- Given problem
Please arrange the rows below as a Markdown table with the columns "Number" and "Line," giving each non-blank line its row number and its text.

Spatial layout entries

┌──

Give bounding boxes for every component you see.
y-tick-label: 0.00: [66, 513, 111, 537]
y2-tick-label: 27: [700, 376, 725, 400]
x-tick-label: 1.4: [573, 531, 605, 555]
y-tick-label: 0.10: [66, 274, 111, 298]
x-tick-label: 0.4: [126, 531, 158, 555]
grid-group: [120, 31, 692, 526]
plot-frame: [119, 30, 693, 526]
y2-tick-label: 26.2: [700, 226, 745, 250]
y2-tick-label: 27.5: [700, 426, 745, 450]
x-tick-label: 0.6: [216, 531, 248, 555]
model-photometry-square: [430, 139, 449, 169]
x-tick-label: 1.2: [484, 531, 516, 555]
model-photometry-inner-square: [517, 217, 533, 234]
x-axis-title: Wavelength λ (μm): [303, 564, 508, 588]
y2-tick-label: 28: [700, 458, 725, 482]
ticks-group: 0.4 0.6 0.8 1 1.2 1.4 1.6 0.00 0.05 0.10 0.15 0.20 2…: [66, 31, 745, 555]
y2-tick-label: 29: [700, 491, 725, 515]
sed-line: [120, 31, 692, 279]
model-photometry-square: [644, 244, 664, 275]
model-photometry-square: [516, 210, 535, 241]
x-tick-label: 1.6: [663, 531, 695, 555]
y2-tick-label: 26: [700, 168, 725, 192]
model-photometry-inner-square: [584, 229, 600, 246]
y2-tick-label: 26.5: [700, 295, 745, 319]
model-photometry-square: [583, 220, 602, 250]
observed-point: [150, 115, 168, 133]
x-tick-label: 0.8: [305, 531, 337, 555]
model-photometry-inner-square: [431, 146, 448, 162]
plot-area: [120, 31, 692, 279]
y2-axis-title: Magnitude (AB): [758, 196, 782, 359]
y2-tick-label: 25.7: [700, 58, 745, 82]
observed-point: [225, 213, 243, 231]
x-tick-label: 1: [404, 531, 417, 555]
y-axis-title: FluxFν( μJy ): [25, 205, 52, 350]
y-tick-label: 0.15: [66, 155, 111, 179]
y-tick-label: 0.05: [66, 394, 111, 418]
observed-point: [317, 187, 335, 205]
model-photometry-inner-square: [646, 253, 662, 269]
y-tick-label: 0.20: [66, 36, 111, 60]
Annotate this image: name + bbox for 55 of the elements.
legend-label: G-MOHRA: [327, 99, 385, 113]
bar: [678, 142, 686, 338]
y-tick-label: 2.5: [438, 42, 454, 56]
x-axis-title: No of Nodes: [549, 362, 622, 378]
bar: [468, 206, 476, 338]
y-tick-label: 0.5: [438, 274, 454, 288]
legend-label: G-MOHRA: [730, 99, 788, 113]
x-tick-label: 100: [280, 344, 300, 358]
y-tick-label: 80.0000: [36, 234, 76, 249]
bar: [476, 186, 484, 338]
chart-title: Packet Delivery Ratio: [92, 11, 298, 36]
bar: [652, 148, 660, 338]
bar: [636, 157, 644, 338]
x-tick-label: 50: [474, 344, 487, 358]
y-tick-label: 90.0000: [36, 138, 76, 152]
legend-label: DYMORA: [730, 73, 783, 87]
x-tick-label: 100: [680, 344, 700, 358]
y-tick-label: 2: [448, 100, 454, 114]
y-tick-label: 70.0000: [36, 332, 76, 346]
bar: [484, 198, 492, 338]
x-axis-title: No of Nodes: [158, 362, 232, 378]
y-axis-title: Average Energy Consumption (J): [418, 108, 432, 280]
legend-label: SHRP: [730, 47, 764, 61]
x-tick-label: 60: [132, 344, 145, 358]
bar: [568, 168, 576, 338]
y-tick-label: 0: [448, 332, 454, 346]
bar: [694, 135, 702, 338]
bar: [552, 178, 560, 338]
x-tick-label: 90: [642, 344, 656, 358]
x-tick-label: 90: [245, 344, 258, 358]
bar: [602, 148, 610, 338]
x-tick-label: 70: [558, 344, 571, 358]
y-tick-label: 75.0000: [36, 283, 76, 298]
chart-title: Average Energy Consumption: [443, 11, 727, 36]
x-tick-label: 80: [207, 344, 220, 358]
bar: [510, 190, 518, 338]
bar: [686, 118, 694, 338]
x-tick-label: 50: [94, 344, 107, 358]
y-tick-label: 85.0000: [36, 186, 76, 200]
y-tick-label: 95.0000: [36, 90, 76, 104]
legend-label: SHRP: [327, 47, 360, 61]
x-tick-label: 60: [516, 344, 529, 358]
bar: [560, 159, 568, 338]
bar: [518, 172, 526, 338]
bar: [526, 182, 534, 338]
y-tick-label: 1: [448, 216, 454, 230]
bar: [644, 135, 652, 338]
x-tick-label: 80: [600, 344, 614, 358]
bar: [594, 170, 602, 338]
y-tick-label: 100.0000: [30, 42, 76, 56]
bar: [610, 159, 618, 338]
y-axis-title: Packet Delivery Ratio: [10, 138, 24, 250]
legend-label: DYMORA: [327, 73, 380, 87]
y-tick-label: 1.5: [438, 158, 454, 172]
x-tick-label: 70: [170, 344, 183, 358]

└──

- The reply
| Number | Line |
|---|---|
| 1 | Give bounding boxes for every component you see. |
| 2 | y-tick-label: 0.00: [66, 513, 111, 537] |
| 3 | y2-tick-label: 27: [700, 376, 725, 400] |
| 4 | x-tick-label: 1.4: [573, 531, 605, 555] |
| 5 | y-tick-label: 0.10: [66, 274, 111, 298] |
| 6 | x-tick-label: 0.4: [126, 531, 158, 555] |
| 7 | grid-group: [120, 31, 692, 526] |
| 8 | plot-frame: [119, 30, 693, 526] |
| 9 | y2-tick-label: 26.2: [700, 226, 745, 250] |
| 10 | y2-tick-label: 27.5: [700, 426, 745, 450] |
| 11 | x-tick-label: 0.6: [216, 531, 248, 555] |
| 12 | model-photometry-square: [430, 139, 449, 169] |
| 13 | x-tick-label: 1.2: [484, 531, 516, 555] |
| 14 | model-photometry-inner-square: [517, 217, 533, 234] |
| 15 | x-axis-title: Wavelength λ (μm): [303, 564, 508, 588] |
| 16 | y2-tick-label: 28: [700, 458, 725, 482] |
| 17 | ticks-group: 0.4 0.6 0.8 1 1.2 1.4 1.6 0.00 0.05 0.10 0.15 0.20 2…: [66, 31, 745, 555] |
| 18 | y2-tick-label: 29: [700, 491, 725, 515] |
| 19 | sed-line: [120, 31, 692, 279] |
| 20 | model-photometry-square: [644, 244, 664, 275] |
| 21 | model-photometry-square: [516, 210, 535, 241] |
| 22 | x-tick-label: 1.6: [663, 531, 695, 555] |
| 23 | y2-tick-label: 26: [700, 168, 725, 192] |
| 24 | model-photometry-inner-square: [584, 229, 600, 246] |
| 25 | y2-tick-label: 26.5: [700, 295, 745, 319] |
| 26 | model-photometry-square: [583, 220, 602, 250] |
| 27 | observed-point: [150, 115, 168, 133] |
| 28 | x-tick-label: 0.8: [305, 531, 337, 555] |
| 29 | model-photometry-inner-square: [431, 146, 448, 162] |
| 30 | plot-area: [120, 31, 692, 279] |
| 31 | y2-axis-title: Magnitude (AB): [758, 196, 782, 359] |
| 32 | y2-tick-label: 25.7: [700, 58, 745, 82] |
| 33 | observed-point: [225, 213, 243, 231] |
| 34 | x-tick-label: 1: [404, 531, 417, 555] |
| 35 | y-axis-title: FluxFν( μJy ): [25, 205, 52, 350] |
| 36 | y-tick-label: 0.15: [66, 155, 111, 179] |
| 37 | y-tick-label: 0.05: [66, 394, 111, 418] |
| 38 | observed-point: [317, 187, 335, 205] |
| 39 | model-photometry-inner-square: [646, 253, 662, 269] |
| 40 | y-tick-label: 0.20: [66, 36, 111, 60] |
| 41 | Annotate this image: name + bbox for 55 of the elements. |
| 42 | legend-label: G-MOHRA: [327, 99, 385, 113] |
| 43 | bar: [678, 142, 686, 338] |
| 44 | y-tick-label: 2.5: [438, 42, 454, 56] |
| 45 | x-axis-title: No of Nodes: [549, 362, 622, 378] |
| 46 | bar: [468, 206, 476, 338] |
| 47 | y-tick-label: 0.5: [438, 274, 454, 288] |
| 48 | legend-label: G-MOHRA: [730, 99, 788, 113] |
| 49 | x-tick-label: 100: [280, 344, 300, 358] |
| 50 | y-tick-label: 80.0000: [36, 234, 76, 249] |
| 51 | bar: [476, 186, 484, 338] |
| 52 | chart-title: Packet Delivery Ratio: [92, 11, 298, 36] |
| 53 | bar: [652, 148, 660, 338] |
| 54 | bar: [636, 157, 644, 338] |
| 55 | x-tick-label: 50: [474, 344, 487, 358] |
| 56 | y-tick-label: 90.0000: [36, 138, 76, 152] |
| 57 | legend-label: DYMORA: [730, 73, 783, 87] |
| 58 | x-tick-label: 100: [680, 344, 700, 358] |
| 59 | y-tick-label: 2: [448, 100, 454, 114] |
| 60 | y-tick-label: 70.0000: [36, 332, 76, 346] |
| 61 | bar: [484, 198, 492, 338] |
| 62 | x-axis-title: No of Nodes: [158, 362, 232, 378] |
| 63 | y-axis-title: Average Energy Consumption (J): [418, 108, 432, 280] |
| 64 | legend-label: SHRP: [730, 47, 764, 61] |
| 65 | x-tick-label: 60: [132, 344, 145, 358] |
| 66 | bar: [568, 168, 576, 338] |
| 67 | y-tick-label: 0: [448, 332, 454, 346] |
| 68 | bar: [694, 135, 702, 338] |
| 69 | bar: [552, 178, 560, 338] |
| 70 | x-tick-label: 90: [642, 344, 656, 358] |
| 71 | x-tick-label: 90: [245, 344, 258, 358] |
| 72 | bar: [602, 148, 610, 338] |
| 73 | x-tick-label: 70: [558, 344, 571, 358] |
| 74 | y-tick-label: 75.0000: [36, 283, 76, 298] |
| 75 | chart-title: Average Energy Consumption: [443, 11, 727, 36] |
| 76 | x-tick-label: 80: [207, 344, 220, 358] |
| 77 | bar: [510, 190, 518, 338] |
| 78 | bar: [686, 118, 694, 338] |
| 79 | x-tick-label: 50: [94, 344, 107, 358] |
| 80 | y-tick-label: 85.0000: [36, 186, 76, 200] |
| 81 | y-tick-label: 95.0000: [36, 90, 76, 104] |
| 82 | legend-label: SHRP: [327, 47, 360, 61] |
| 83 | x-tick-label: 60: [516, 344, 529, 358] |
| 84 | bar: [560, 159, 568, 338] |
| 85 | bar: [518, 172, 526, 338] |
| 86 | bar: [526, 182, 534, 338] |
| 87 | y-tick-label: 1: [448, 216, 454, 230] |
| 88 | bar: [644, 135, 652, 338] |
| 89 | x-tick-label: 80: [600, 344, 614, 358] |
| 90 | bar: [594, 170, 602, 338] |
| 91 | y-tick-label: 100.0000: [30, 42, 76, 56] |
| 92 | bar: [610, 159, 618, 338] |
| 93 | y-axis-title: Packet Delivery Ratio: [10, 138, 24, 250] |
| 94 | legend-label: DYMORA: [327, 73, 380, 87] |
| 95 | y-tick-label: 1.5: [438, 158, 454, 172] |
| 96 | x-tick-label: 70: [170, 344, 183, 358] |